What is needed:
Without the pictures, write out all the lines below exactly as they appear.

[Dataset content start]

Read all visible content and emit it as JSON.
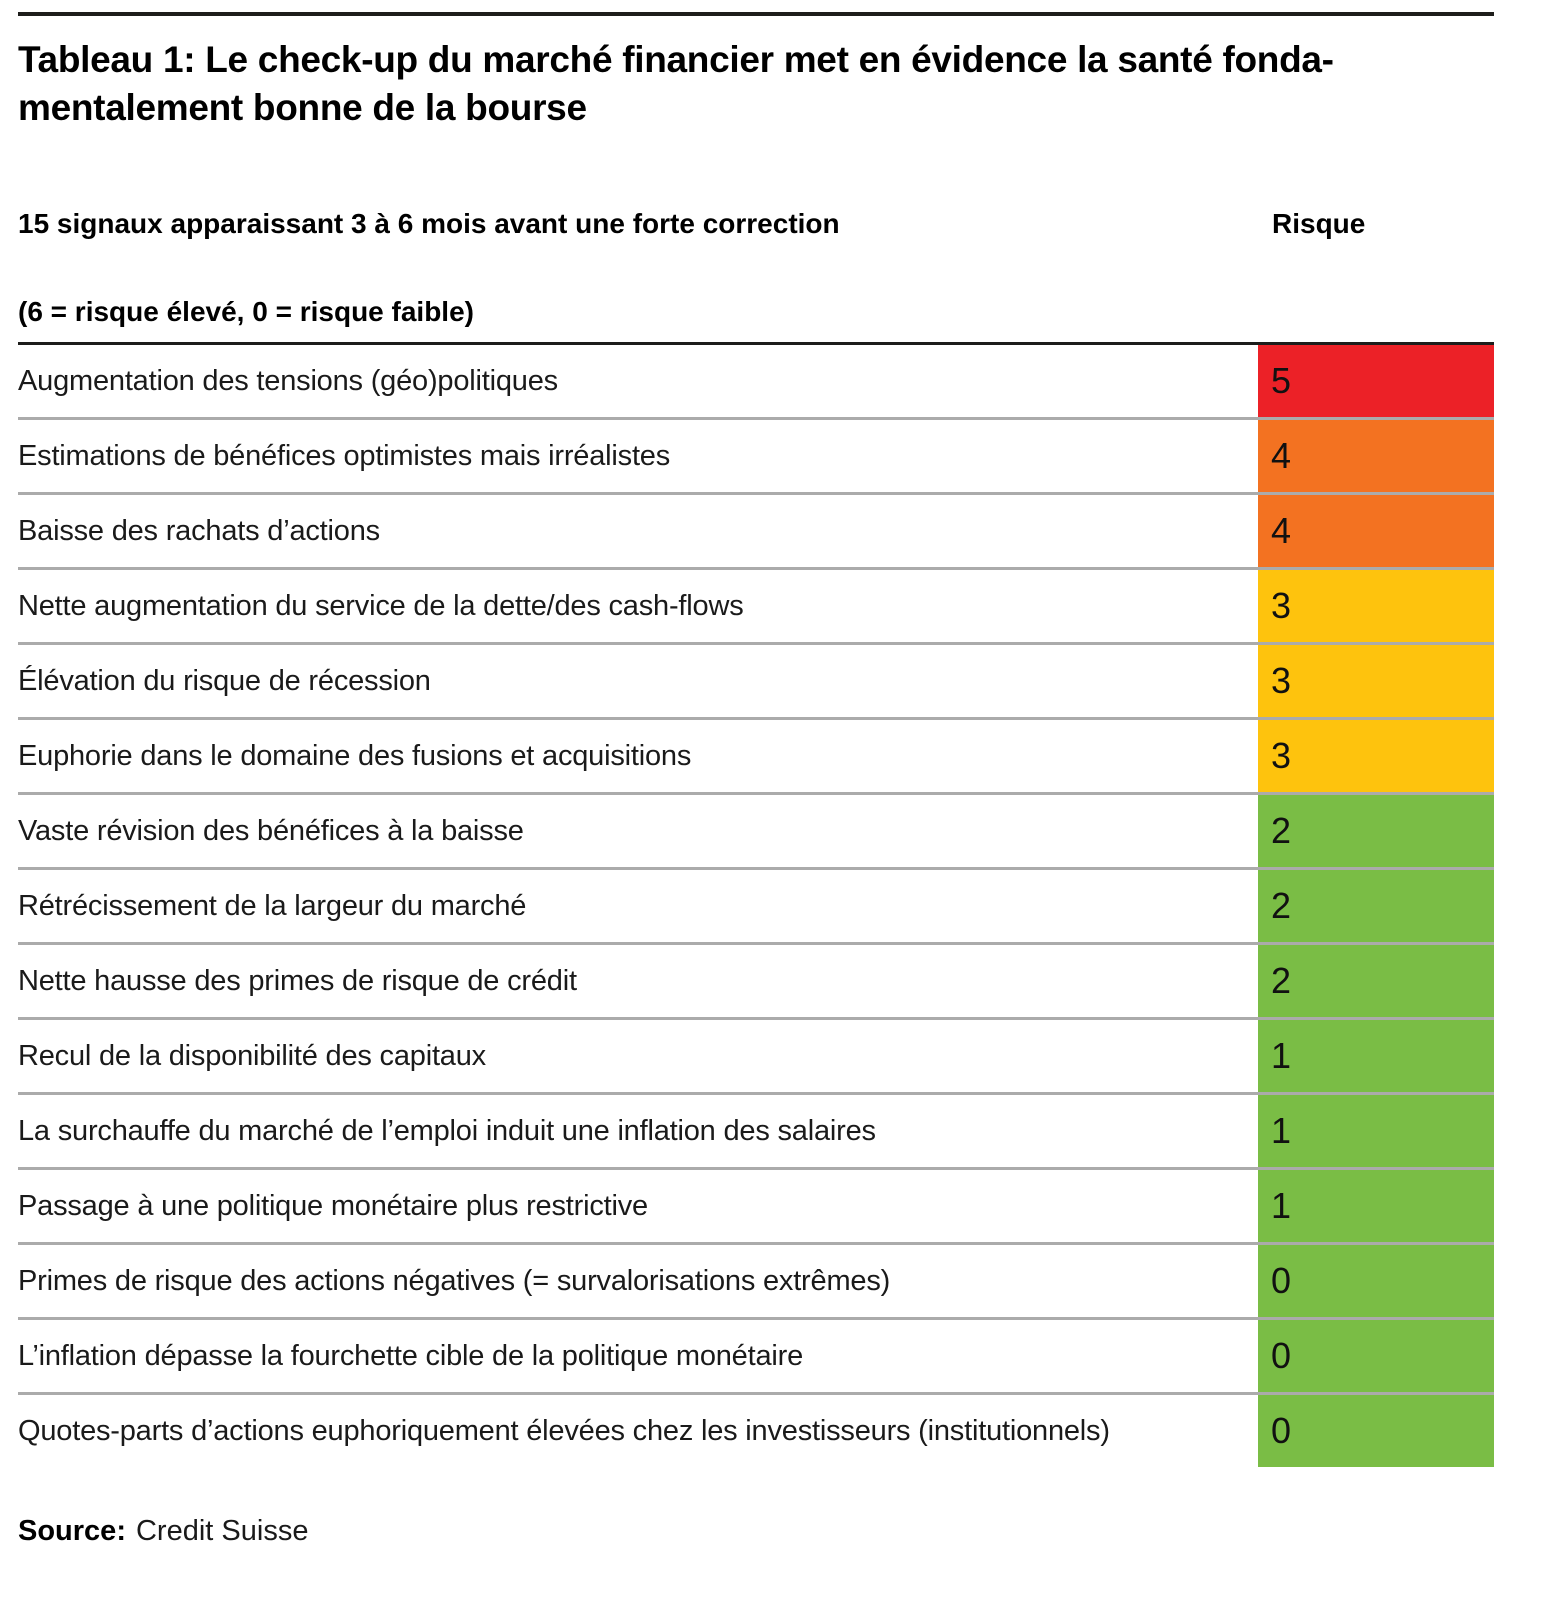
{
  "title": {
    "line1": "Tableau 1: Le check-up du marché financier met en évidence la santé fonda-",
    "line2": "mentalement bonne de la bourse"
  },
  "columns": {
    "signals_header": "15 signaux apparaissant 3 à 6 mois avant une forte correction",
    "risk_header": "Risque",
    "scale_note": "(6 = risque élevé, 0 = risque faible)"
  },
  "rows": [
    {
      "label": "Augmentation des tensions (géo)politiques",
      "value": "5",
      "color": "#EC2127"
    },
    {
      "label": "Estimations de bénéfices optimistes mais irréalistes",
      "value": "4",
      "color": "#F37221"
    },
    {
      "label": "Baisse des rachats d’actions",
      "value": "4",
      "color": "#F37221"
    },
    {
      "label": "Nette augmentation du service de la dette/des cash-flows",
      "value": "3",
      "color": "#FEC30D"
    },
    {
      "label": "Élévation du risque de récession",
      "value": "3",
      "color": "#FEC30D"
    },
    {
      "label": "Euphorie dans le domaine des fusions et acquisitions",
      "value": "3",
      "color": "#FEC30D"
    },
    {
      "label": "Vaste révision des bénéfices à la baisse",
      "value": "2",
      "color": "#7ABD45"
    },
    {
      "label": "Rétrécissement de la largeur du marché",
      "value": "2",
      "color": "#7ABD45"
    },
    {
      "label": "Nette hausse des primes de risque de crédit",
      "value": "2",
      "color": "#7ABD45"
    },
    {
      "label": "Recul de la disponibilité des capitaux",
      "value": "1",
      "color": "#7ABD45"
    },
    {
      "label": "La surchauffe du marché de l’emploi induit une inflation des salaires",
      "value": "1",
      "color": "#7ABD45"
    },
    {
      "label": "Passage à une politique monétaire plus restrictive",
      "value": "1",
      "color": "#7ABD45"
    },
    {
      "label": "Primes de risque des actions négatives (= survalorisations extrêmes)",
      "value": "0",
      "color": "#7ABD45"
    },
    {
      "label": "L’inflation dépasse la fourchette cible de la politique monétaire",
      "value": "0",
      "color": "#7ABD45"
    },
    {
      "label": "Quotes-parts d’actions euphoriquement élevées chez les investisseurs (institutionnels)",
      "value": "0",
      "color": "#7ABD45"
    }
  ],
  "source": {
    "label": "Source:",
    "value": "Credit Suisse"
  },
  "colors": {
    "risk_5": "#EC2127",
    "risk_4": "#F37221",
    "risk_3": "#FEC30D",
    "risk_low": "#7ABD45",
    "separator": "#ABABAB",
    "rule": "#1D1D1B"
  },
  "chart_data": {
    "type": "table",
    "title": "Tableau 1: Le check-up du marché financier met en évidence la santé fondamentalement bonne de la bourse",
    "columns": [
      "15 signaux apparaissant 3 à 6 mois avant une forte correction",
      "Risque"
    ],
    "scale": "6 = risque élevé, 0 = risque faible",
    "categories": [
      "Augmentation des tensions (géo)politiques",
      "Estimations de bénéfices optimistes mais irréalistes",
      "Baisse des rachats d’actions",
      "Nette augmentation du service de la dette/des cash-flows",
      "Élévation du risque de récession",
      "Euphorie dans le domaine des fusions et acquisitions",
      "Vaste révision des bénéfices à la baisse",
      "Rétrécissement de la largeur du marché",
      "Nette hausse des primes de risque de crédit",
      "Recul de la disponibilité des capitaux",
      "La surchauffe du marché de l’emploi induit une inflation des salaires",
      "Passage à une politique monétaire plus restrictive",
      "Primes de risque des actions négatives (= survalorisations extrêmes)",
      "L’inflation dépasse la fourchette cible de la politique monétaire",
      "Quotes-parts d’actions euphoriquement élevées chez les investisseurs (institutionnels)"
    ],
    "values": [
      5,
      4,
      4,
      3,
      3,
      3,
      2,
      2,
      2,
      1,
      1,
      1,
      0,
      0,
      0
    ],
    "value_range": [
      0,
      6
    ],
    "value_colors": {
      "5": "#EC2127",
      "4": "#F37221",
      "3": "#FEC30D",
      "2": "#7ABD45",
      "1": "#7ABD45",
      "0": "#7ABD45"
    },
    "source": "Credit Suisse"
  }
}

[Dataset content end]

Solution to this problem:
Read all visible content and emit it as JSON.
{
  "title": {
    "line1": "Tableau 1: Le check-up du marché financier met en évidence la santé fonda-",
    "line2": "mentalement bonne de la bourse"
  },
  "columns": {
    "signals_header": "15 signaux apparaissant 3 à 6 mois avant une forte correction",
    "risk_header": "Risque",
    "scale_note": "(6 = risque élevé, 0 = risque faible)"
  },
  "rows": [
    {
      "label": "Augmentation des tensions (géo)politiques",
      "value": "5",
      "color": "#EC2127"
    },
    {
      "label": "Estimations de bénéfices optimistes mais irréalistes",
      "value": "4",
      "color": "#F37221"
    },
    {
      "label": "Baisse des rachats d’actions",
      "value": "4",
      "color": "#F37221"
    },
    {
      "label": "Nette augmentation du service de la dette/des cash-flows",
      "value": "3",
      "color": "#FEC30D"
    },
    {
      "label": "Élévation du risque de récession",
      "value": "3",
      "color": "#FEC30D"
    },
    {
      "label": "Euphorie dans le domaine des fusions et acquisitions",
      "value": "3",
      "color": "#FEC30D"
    },
    {
      "label": "Vaste révision des bénéfices à la baisse",
      "value": "2",
      "color": "#7ABD45"
    },
    {
      "label": "Rétrécissement de la largeur du marché",
      "value": "2",
      "color": "#7ABD45"
    },
    {
      "label": "Nette hausse des primes de risque de crédit",
      "value": "2",
      "color": "#7ABD45"
    },
    {
      "label": "Recul de la disponibilité des capitaux",
      "value": "1",
      "color": "#7ABD45"
    },
    {
      "label": "La surchauffe du marché de l’emploi induit une inflation des salaires",
      "value": "1",
      "color": "#7ABD45"
    },
    {
      "label": "Passage à une politique monétaire plus restrictive",
      "value": "1",
      "color": "#7ABD45"
    },
    {
      "label": "Primes de risque des actions négatives (= survalorisations extrêmes)",
      "value": "0",
      "color": "#7ABD45"
    },
    {
      "label": "L’inflation dépasse la fourchette cible de la politique monétaire",
      "value": "0",
      "color": "#7ABD45"
    },
    {
      "label": "Quotes-parts d’actions euphoriquement élevées chez les investisseurs (institutionnels)",
      "value": "0",
      "color": "#7ABD45"
    }
  ],
  "source": {
    "label": "Source:",
    "value": "Credit Suisse"
  },
  "colors": {
    "risk_5": "#EC2127",
    "risk_4": "#F37221",
    "risk_3": "#FEC30D",
    "risk_low": "#7ABD45",
    "separator": "#ABABAB",
    "rule": "#1D1D1B"
  },
  "chart_data": {
    "type": "table",
    "title": "Tableau 1: Le check-up du marché financier met en évidence la santé fondamentalement bonne de la bourse",
    "columns": [
      "15 signaux apparaissant 3 à 6 mois avant une forte correction",
      "Risque"
    ],
    "scale": "6 = risque élevé, 0 = risque faible",
    "categories": [
      "Augmentation des tensions (géo)politiques",
      "Estimations de bénéfices optimistes mais irréalistes",
      "Baisse des rachats d’actions",
      "Nette augmentation du service de la dette/des cash-flows",
      "Élévation du risque de récession",
      "Euphorie dans le domaine des fusions et acquisitions",
      "Vaste révision des bénéfices à la baisse",
      "Rétrécissement de la largeur du marché",
      "Nette hausse des primes de risque de crédit",
      "Recul de la disponibilité des capitaux",
      "La surchauffe du marché de l’emploi induit une inflation des salaires",
      "Passage à une politique monétaire plus restrictive",
      "Primes de risque des actions négatives (= survalorisations extrêmes)",
      "L’inflation dépasse la fourchette cible de la politique monétaire",
      "Quotes-parts d’actions euphoriquement élevées chez les investisseurs (institutionnels)"
    ],
    "values": [
      5,
      4,
      4,
      3,
      3,
      3,
      2,
      2,
      2,
      1,
      1,
      1,
      0,
      0,
      0
    ],
    "value_range": [
      0,
      6
    ],
    "value_colors": {
      "5": "#EC2127",
      "4": "#F37221",
      "3": "#FEC30D",
      "2": "#7ABD45",
      "1": "#7ABD45",
      "0": "#7ABD45"
    },
    "source": "Credit Suisse"
  }
}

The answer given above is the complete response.